What you should do:
Copy out the entries in full and with complete accuracy; pictures are excluded.
──────── Dataset records ────────
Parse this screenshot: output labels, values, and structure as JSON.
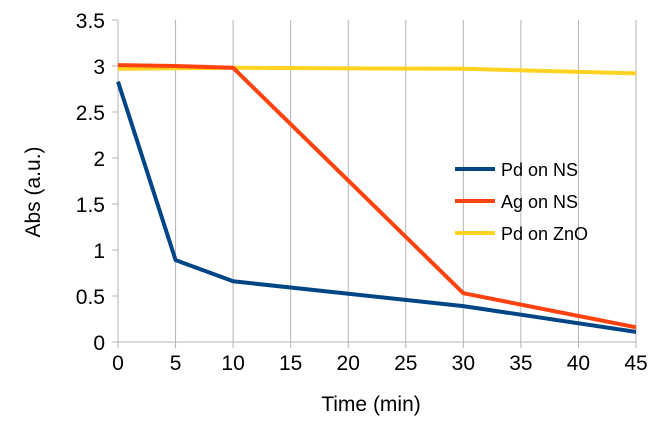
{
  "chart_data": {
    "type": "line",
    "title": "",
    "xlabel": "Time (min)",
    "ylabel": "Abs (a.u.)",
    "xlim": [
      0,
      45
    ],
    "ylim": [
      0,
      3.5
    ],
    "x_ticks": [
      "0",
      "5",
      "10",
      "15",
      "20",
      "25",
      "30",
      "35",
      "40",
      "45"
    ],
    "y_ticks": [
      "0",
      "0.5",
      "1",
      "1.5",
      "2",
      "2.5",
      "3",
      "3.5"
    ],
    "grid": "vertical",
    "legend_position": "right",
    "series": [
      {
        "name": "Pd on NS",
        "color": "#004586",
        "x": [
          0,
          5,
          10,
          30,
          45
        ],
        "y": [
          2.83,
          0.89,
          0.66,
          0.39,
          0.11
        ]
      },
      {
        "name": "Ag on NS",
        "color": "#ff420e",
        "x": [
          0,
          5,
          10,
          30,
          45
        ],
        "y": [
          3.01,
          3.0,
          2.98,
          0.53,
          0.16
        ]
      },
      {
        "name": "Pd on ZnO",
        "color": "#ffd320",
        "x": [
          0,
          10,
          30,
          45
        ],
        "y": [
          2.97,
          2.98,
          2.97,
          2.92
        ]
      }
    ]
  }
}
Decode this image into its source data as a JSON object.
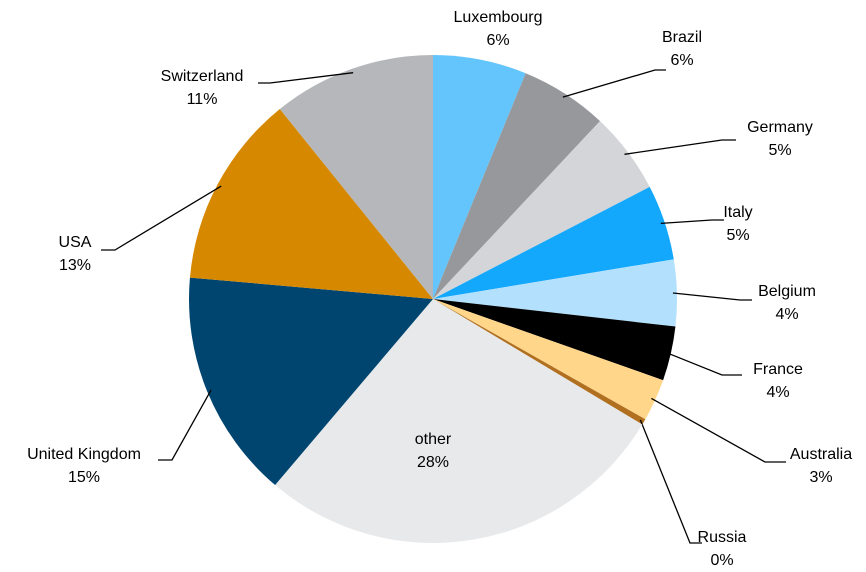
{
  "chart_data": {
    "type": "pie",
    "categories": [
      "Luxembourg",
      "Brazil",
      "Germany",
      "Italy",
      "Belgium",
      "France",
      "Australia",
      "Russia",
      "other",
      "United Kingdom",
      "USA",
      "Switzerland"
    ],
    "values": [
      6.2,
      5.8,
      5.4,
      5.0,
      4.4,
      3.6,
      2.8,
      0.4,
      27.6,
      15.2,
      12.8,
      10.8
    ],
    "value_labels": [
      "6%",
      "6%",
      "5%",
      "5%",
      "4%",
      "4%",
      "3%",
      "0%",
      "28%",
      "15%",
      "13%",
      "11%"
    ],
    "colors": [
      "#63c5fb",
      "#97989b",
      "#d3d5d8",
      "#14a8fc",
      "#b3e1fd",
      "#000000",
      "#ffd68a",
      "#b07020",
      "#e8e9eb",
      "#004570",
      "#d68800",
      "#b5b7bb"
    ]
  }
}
────────
Worked answer:
Parse this screenshot: output labels, values, and structure as JSON.
{
  "chart_data": {
    "type": "line",
    "title": "",
    "xlabel": "Time (min)",
    "ylabel": "Abs (a.u.)",
    "xlim": [
      0,
      45
    ],
    "ylim": [
      0,
      3.5
    ],
    "x_ticks": [
      "0",
      "5",
      "10",
      "15",
      "20",
      "25",
      "30",
      "35",
      "40",
      "45"
    ],
    "y_ticks": [
      "0",
      "0.5",
      "1",
      "1.5",
      "2",
      "2.5",
      "3",
      "3.5"
    ],
    "grid": "vertical",
    "legend_position": "right",
    "series": [
      {
        "name": "Pd on NS",
        "color": "#004586",
        "x": [
          0,
          5,
          10,
          30,
          45
        ],
        "y": [
          2.83,
          0.89,
          0.66,
          0.39,
          0.11
        ]
      },
      {
        "name": "Ag on NS",
        "color": "#ff420e",
        "x": [
          0,
          5,
          10,
          30,
          45
        ],
        "y": [
          3.01,
          3.0,
          2.98,
          0.53,
          0.16
        ]
      },
      {
        "name": "Pd on ZnO",
        "color": "#ffd320",
        "x": [
          0,
          10,
          30,
          45
        ],
        "y": [
          2.97,
          2.98,
          2.97,
          2.92
        ]
      }
    ]
  }
}
Decode this image into its source data as a JSON object.
{
  "chart_data": {
    "type": "pie",
    "categories": [
      "Luxembourg",
      "Brazil",
      "Germany",
      "Italy",
      "Belgium",
      "France",
      "Australia",
      "Russia",
      "other",
      "United Kingdom",
      "USA",
      "Switzerland"
    ],
    "values": [
      6.2,
      5.8,
      5.4,
      5.0,
      4.4,
      3.6,
      2.8,
      0.4,
      27.6,
      15.2,
      12.8,
      10.8
    ],
    "value_labels": [
      "6%",
      "6%",
      "5%",
      "5%",
      "4%",
      "4%",
      "3%",
      "0%",
      "28%",
      "15%",
      "13%",
      "11%"
    ],
    "colors": [
      "#63c5fb",
      "#97989b",
      "#d3d5d8",
      "#14a8fc",
      "#b3e1fd",
      "#000000",
      "#ffd68a",
      "#b07020",
      "#e8e9eb",
      "#004570",
      "#d68800",
      "#b5b7bb"
    ]
  }
}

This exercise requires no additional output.